====== THE DATA

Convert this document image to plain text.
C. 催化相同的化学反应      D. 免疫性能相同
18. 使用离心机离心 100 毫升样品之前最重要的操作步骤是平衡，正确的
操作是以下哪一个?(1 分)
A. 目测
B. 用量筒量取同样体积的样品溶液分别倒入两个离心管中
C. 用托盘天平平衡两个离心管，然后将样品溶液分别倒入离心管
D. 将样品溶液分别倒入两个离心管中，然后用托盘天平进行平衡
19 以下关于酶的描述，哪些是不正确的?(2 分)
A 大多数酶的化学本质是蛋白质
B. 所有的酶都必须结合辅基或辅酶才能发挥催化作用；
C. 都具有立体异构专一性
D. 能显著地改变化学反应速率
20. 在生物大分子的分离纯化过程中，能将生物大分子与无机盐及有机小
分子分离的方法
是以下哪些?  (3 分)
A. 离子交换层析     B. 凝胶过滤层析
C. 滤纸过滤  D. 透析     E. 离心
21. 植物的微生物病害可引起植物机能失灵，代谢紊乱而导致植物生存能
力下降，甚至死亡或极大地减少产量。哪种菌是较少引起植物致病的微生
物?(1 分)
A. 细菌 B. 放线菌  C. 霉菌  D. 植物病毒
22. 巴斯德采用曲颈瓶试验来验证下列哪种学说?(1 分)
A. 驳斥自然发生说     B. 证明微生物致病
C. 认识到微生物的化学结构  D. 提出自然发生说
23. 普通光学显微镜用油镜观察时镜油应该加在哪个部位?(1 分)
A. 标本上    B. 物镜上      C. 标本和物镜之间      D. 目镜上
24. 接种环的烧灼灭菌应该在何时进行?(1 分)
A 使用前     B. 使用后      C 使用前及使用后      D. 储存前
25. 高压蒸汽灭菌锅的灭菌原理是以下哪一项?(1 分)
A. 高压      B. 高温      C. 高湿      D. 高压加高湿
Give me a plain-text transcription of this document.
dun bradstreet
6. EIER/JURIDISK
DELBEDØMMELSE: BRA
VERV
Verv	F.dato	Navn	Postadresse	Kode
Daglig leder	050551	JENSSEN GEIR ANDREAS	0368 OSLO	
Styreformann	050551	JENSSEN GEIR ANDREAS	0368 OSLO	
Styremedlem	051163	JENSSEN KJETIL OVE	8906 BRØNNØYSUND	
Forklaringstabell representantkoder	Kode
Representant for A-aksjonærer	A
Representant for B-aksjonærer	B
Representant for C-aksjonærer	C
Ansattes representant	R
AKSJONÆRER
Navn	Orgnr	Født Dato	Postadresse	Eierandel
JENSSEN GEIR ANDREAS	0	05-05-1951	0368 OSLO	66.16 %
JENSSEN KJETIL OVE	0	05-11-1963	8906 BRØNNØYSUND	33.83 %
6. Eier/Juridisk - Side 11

============

WRITTEN PROBLEM: Above are some records; extract every one of them exactly.

FULL SOLUTION:
Convert this document image to plain text.
C. 催化相同的化学反应      D. 免疫性能相同
18. 使用离心机离心 100 毫升样品之前最重要的操作步骤是平衡，正确的
操作是以下哪一个?(1 分)
A. 目测
B. 用量筒量取同样体积的样品溶液分别倒入两个离心管中
C. 用托盘天平平衡两个离心管，然后将样品溶液分别倒入离心管
D. 将样品溶液分别倒入两个离心管中，然后用托盘天平进行平衡
19 以下关于酶的描述，哪些是不正确的?(2 分)
A 大多数酶的化学本质是蛋白质
B. 所有的酶都必须结合辅基或辅酶才能发挥催化作用；
C. 都具有立体异构专一性
D. 能显著地改变化学反应速率
20. 在生物大分子的分离纯化过程中，能将生物大分子与无机盐及有机小
分子分离的方法
是以下哪些?  (3 分)
A. 离子交换层析     B. 凝胶过滤层析
C. 滤纸过滤  D. 透析     E. 离心
21. 植物的微生物病害可引起植物机能失灵，代谢紊乱而导致植物生存能
力下降，甚至死亡或极大地减少产量。哪种菌是较少引起植物致病的微生
物?(1 分)
A. 细菌 B. 放线菌  C. 霉菌  D. 植物病毒
22. 巴斯德采用曲颈瓶试验来验证下列哪种学说?(1 分)
A. 驳斥自然发生说     B. 证明微生物致病
C. 认识到微生物的化学结构  D. 提出自然发生说
23. 普通光学显微镜用油镜观察时镜油应该加在哪个部位?(1 分)
A. 标本上    B. 物镜上      C. 标本和物镜之间      D. 目镜上
24. 接种环的烧灼灭菌应该在何时进行?(1 分)
A 使用前     B. 使用后      C 使用前及使用后      D. 储存前
25. 高压蒸汽灭菌锅的灭菌原理是以下哪一项?(1 分)
A. 高压      B. 高温      C. 高湿      D. 高压加高湿
Give me a plain-text transcription of this document.
dun bradstreet
6. EIER/JURIDISK
DELBEDØMMELSE: BRA
VERV
Verv	F.dato	Navn	Postadresse	Kode
Daglig leder	050551	JENSSEN GEIR ANDREAS	0368 OSLO	
Styreformann	050551	JENSSEN GEIR ANDREAS	0368 OSLO	
Styremedlem	051163	JENSSEN KJETIL OVE	8906 BRØNNØYSUND	
Forklaringstabell representantkoder	Kode
Representant for A-aksjonærer	A
Representant for B-aksjonærer	B
Representant for C-aksjonærer	C
Ansattes representant	R
AKSJONÆRER
Navn	Orgnr	Født Dato	Postadresse	Eierandel
JENSSEN GEIR ANDREAS	0	05-05-1951	0368 OSLO	66.16 %
JENSSEN KJETIL OVE	0	05-11-1963	8906 BRØNNØYSUND	33.83 %
6. Eier/Juridisk - Side 11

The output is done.